* _Task requirements_: Every line below should be repeated exactly.

[start of Raw records]

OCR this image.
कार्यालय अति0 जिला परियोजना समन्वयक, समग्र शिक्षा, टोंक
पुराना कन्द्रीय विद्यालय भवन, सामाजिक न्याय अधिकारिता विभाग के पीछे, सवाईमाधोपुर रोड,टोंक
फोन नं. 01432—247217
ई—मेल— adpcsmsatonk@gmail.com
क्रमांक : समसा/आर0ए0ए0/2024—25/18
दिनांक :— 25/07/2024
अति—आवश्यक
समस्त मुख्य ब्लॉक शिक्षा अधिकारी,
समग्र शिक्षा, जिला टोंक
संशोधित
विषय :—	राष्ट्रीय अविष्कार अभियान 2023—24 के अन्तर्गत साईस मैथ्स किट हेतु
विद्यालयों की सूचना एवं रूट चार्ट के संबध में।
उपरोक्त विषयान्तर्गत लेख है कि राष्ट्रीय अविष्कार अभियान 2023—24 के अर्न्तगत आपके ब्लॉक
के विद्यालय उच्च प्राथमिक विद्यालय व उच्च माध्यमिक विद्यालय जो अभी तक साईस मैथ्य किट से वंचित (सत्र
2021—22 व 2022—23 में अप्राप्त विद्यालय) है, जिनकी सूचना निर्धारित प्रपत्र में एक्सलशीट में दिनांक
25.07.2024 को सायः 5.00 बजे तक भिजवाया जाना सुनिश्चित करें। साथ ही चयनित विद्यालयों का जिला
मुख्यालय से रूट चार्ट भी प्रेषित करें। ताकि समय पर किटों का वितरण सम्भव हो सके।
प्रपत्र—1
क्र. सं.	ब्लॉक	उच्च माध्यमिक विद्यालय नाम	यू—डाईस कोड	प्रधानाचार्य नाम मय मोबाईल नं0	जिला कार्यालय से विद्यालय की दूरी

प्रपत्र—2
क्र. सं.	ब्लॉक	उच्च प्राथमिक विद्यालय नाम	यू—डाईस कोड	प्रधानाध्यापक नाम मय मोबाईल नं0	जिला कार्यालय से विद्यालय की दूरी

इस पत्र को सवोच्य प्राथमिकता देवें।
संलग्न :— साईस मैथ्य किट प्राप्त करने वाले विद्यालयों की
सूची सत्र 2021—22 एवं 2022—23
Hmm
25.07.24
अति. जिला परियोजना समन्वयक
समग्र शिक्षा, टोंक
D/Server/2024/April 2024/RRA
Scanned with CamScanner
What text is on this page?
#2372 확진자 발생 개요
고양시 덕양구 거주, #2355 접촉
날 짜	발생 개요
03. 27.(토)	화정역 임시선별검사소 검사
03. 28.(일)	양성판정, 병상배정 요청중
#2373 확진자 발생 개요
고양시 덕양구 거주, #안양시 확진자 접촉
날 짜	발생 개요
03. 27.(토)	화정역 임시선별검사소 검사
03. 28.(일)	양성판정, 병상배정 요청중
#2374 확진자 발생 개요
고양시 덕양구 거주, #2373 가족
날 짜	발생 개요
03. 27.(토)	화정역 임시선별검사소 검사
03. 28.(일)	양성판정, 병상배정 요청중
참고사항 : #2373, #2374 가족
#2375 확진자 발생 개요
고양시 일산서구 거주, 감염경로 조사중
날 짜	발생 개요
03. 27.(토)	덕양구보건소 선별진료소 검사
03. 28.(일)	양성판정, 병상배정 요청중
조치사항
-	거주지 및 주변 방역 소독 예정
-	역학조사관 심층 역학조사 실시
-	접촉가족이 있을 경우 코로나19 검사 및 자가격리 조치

[end of Raw records]

* _Response_:
OCR this image.
कार्यालय अति0 जिला परियोजना समन्वयक, समग्र शिक्षा, टोंक
पुराना कन्द्रीय विद्यालय भवन, सामाजिक न्याय अधिकारिता विभाग के पीछे, सवाईमाधोपुर रोड,टोंक
फोन नं. 01432—247217
ई—मेल— adpcsmsatonk@gmail.com
क्रमांक : समसा/आर0ए0ए0/2024—25/18
दिनांक :— 25/07/2024
अति—आवश्यक
समस्त मुख्य ब्लॉक शिक्षा अधिकारी,
समग्र शिक्षा, जिला टोंक
संशोधित
विषय :—	राष्ट्रीय अविष्कार अभियान 2023—24 के अन्तर्गत साईस मैथ्स किट हेतु
विद्यालयों की सूचना एवं रूट चार्ट के संबध में।
उपरोक्त विषयान्तर्गत लेख है कि राष्ट्रीय अविष्कार अभियान 2023—24 के अर्न्तगत आपके ब्लॉक
के विद्यालय उच्च प्राथमिक विद्यालय व उच्च माध्यमिक विद्यालय जो अभी तक साईस मैथ्य किट से वंचित (सत्र
2021—22 व 2022—23 में अप्राप्त विद्यालय) है, जिनकी सूचना निर्धारित प्रपत्र में एक्सलशीट में दिनांक
25.07.2024 को सायः 5.00 बजे तक भिजवाया जाना सुनिश्चित करें। साथ ही चयनित विद्यालयों का जिला
मुख्यालय से रूट चार्ट भी प्रेषित करें। ताकि समय पर किटों का वितरण सम्भव हो सके।
प्रपत्र—1
क्र. सं.	ब्लॉक	उच्च माध्यमिक विद्यालय नाम	यू—डाईस कोड	प्रधानाचार्य नाम मय मोबाईल नं0	जिला कार्यालय से विद्यालय की दूरी

प्रपत्र—2
क्र. सं.	ब्लॉक	उच्च प्राथमिक विद्यालय नाम	यू—डाईस कोड	प्रधानाध्यापक नाम मय मोबाईल नं0	जिला कार्यालय से विद्यालय की दूरी

इस पत्र को सवोच्य प्राथमिकता देवें।
संलग्न :— साईस मैथ्य किट प्राप्त करने वाले विद्यालयों की
सूची सत्र 2021—22 एवं 2022—23
Hmm
25.07.24
अति. जिला परियोजना समन्वयक
समग्र शिक्षा, टोंक
D/Server/2024/April 2024/RRA
Scanned with CamScanner
What text is on this page?
#2372 확진자 발생 개요
고양시 덕양구 거주, #2355 접촉
날 짜	발생 개요
03. 27.(토)	화정역 임시선별검사소 검사
03. 28.(일)	양성판정, 병상배정 요청중
#2373 확진자 발생 개요
고양시 덕양구 거주, #안양시 확진자 접촉
날 짜	발생 개요
03. 27.(토)	화정역 임시선별검사소 검사
03. 28.(일)	양성판정, 병상배정 요청중
#2374 확진자 발생 개요
고양시 덕양구 거주, #2373 가족
날 짜	발생 개요
03. 27.(토)	화정역 임시선별검사소 검사
03. 28.(일)	양성판정, 병상배정 요청중
참고사항 : #2373, #2374 가족
#2375 확진자 발생 개요
고양시 일산서구 거주, 감염경로 조사중
날 짜	발생 개요
03. 27.(토)	덕양구보건소 선별진료소 검사
03. 28.(일)	양성판정, 병상배정 요청중
조치사항
-	거주지 및 주변 방역 소독 예정
-	역학조사관 심층 역학조사 실시
-	접촉가족이 있을 경우 코로나19 검사 및 자가격리 조치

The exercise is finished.